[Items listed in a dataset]
________________________________________

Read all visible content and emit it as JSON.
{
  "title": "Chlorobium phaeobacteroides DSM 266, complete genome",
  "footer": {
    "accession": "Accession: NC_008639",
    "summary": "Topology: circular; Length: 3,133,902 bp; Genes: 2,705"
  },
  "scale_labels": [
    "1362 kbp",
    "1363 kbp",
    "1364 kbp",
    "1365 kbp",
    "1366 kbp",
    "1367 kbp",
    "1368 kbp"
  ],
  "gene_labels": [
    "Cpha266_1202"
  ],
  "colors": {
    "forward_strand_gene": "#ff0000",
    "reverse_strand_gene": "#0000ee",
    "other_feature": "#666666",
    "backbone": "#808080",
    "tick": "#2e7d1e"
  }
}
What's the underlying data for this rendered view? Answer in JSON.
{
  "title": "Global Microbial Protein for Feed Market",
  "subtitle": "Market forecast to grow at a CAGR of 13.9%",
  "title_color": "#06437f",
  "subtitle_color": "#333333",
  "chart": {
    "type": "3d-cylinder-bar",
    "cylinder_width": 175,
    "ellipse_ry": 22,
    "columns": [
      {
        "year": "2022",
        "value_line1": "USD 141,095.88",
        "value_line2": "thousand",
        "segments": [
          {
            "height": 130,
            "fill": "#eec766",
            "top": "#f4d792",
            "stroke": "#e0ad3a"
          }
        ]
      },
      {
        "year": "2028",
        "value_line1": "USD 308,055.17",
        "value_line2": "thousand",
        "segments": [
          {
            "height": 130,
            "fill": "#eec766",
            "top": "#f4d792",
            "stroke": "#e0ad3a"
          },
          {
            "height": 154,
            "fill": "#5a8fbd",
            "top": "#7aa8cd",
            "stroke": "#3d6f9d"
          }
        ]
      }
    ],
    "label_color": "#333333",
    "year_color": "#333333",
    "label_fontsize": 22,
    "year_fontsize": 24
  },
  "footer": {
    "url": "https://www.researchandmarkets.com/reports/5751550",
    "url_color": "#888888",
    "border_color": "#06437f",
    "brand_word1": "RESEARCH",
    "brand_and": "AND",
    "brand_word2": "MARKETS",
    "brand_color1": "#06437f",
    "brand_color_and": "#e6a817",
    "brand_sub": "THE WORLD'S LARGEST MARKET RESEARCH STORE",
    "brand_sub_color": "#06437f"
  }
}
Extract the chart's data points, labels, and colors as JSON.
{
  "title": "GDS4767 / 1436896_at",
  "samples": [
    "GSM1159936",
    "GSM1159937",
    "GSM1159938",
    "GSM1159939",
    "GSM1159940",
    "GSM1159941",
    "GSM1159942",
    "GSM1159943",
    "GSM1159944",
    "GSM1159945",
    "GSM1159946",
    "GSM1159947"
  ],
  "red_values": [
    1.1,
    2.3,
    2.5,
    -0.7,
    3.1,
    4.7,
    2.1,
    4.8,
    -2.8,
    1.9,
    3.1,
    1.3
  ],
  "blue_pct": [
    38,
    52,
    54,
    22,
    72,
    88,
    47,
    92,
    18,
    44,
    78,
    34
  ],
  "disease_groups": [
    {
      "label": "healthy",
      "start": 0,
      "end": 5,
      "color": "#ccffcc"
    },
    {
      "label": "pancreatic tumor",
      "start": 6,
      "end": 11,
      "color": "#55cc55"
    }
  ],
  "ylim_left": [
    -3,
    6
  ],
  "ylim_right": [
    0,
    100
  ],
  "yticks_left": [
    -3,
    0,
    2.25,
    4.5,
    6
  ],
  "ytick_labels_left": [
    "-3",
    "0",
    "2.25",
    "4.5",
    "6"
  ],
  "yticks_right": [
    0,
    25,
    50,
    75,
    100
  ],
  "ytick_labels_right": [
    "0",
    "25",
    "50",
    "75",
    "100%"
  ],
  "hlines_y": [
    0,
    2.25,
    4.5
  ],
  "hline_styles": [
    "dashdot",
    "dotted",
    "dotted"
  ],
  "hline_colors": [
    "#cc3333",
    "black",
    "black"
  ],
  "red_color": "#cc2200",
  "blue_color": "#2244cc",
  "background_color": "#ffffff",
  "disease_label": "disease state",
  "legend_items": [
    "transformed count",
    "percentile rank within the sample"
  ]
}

________________________________________

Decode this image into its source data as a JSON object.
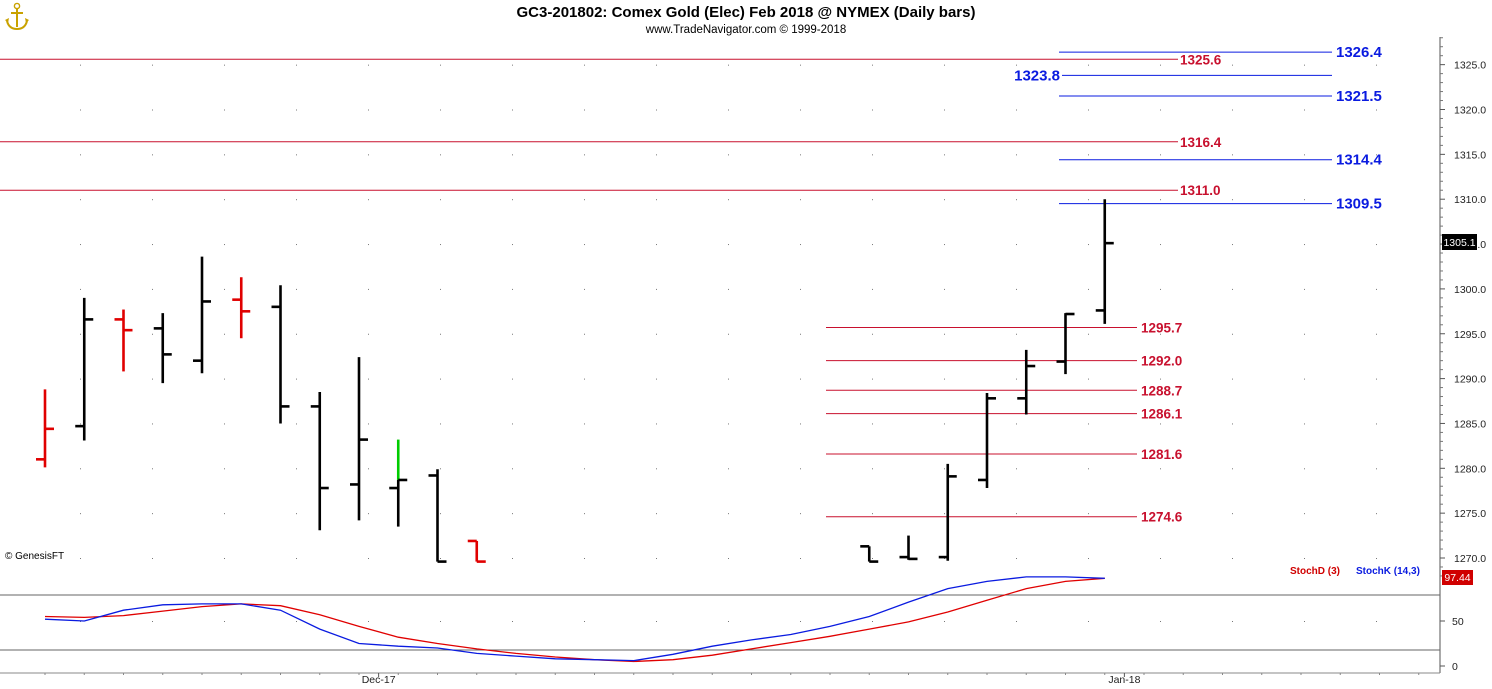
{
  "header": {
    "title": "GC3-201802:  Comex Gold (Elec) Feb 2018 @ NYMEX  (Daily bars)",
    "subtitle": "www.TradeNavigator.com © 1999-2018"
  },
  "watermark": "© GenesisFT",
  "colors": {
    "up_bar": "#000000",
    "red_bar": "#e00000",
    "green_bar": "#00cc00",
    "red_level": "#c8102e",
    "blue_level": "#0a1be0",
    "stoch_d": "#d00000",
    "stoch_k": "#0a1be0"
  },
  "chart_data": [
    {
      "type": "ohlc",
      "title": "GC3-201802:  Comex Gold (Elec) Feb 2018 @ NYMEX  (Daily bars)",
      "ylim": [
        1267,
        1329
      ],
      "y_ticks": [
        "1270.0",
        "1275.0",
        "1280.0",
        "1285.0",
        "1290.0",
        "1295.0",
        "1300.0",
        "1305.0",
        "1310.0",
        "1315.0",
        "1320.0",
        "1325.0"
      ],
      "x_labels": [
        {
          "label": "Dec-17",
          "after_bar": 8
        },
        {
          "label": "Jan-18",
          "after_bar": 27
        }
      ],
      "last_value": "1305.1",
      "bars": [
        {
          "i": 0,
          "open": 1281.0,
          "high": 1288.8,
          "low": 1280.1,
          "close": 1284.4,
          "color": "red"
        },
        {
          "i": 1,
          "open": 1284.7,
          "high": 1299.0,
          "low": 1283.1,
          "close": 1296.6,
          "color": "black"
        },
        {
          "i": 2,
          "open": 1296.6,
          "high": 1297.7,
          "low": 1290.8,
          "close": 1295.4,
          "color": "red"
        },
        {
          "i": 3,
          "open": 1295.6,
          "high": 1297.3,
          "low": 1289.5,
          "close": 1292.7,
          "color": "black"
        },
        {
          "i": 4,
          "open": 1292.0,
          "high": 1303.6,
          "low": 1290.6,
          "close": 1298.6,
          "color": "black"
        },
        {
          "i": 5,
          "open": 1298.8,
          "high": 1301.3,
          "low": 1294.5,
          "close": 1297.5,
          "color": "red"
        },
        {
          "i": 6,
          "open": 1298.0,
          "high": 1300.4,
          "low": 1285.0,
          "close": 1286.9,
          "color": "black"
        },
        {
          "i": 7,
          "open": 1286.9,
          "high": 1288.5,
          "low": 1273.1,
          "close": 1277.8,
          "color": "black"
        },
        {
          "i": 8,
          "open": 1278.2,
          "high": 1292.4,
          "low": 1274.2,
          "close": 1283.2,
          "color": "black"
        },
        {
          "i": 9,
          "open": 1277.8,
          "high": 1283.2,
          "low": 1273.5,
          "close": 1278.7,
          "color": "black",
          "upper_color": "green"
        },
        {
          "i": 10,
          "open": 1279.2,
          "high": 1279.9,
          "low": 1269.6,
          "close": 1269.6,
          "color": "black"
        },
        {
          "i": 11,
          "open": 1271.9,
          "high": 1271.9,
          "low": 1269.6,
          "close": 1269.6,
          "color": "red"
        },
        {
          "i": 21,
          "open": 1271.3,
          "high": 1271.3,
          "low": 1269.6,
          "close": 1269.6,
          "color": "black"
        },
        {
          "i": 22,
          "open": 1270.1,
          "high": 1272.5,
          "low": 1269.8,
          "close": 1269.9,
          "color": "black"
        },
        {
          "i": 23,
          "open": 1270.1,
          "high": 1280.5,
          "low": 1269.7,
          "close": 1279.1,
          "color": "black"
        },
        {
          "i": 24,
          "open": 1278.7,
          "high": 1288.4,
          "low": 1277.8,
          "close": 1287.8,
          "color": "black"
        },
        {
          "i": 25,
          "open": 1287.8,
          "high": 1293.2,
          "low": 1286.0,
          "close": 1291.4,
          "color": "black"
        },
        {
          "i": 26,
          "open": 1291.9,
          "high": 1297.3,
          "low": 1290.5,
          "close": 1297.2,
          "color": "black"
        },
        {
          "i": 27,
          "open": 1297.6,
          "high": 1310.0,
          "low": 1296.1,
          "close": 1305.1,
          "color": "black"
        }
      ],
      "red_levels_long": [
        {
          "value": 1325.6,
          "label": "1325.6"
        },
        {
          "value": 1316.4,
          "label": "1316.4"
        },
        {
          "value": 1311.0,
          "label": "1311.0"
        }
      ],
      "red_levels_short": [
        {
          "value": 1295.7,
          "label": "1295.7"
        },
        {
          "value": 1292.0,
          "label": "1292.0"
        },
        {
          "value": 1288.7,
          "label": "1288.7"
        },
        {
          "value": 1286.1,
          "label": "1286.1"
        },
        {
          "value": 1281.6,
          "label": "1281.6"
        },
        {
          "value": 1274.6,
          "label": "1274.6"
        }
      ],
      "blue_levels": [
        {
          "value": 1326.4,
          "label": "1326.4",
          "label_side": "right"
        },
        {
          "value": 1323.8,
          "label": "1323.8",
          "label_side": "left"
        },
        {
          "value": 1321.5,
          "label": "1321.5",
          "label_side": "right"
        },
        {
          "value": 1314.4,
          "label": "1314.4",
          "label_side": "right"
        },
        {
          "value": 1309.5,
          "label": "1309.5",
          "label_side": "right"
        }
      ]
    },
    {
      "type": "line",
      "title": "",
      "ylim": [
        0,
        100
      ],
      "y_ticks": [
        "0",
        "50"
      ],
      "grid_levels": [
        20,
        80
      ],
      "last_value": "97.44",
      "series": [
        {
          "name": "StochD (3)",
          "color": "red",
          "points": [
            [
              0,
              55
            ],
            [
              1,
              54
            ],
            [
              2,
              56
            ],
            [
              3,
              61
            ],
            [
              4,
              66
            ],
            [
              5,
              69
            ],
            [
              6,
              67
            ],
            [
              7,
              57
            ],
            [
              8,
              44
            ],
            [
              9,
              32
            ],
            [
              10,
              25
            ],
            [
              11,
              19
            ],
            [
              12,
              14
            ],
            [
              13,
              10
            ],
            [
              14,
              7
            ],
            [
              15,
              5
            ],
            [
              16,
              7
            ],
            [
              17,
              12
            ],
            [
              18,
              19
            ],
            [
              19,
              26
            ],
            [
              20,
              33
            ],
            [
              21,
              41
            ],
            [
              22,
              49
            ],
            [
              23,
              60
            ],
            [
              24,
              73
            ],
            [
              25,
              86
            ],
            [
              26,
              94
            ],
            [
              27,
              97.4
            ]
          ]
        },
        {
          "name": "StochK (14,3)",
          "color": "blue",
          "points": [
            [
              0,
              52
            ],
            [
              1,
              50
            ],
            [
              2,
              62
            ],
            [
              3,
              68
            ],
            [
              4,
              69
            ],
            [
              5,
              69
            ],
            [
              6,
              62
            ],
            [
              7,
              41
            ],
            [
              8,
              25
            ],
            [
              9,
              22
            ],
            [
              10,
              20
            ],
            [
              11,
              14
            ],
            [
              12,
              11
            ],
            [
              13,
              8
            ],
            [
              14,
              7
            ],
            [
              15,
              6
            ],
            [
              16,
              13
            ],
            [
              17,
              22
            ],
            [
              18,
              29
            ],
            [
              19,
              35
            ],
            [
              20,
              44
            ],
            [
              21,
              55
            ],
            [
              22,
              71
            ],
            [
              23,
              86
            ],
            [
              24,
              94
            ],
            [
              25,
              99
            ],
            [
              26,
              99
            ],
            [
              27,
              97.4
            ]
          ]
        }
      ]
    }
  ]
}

________________________________________

## TRY IT
In the records above, how many lines contain the string "Daily"? Reply with the number only.

## EXPECTED OUTPUT
2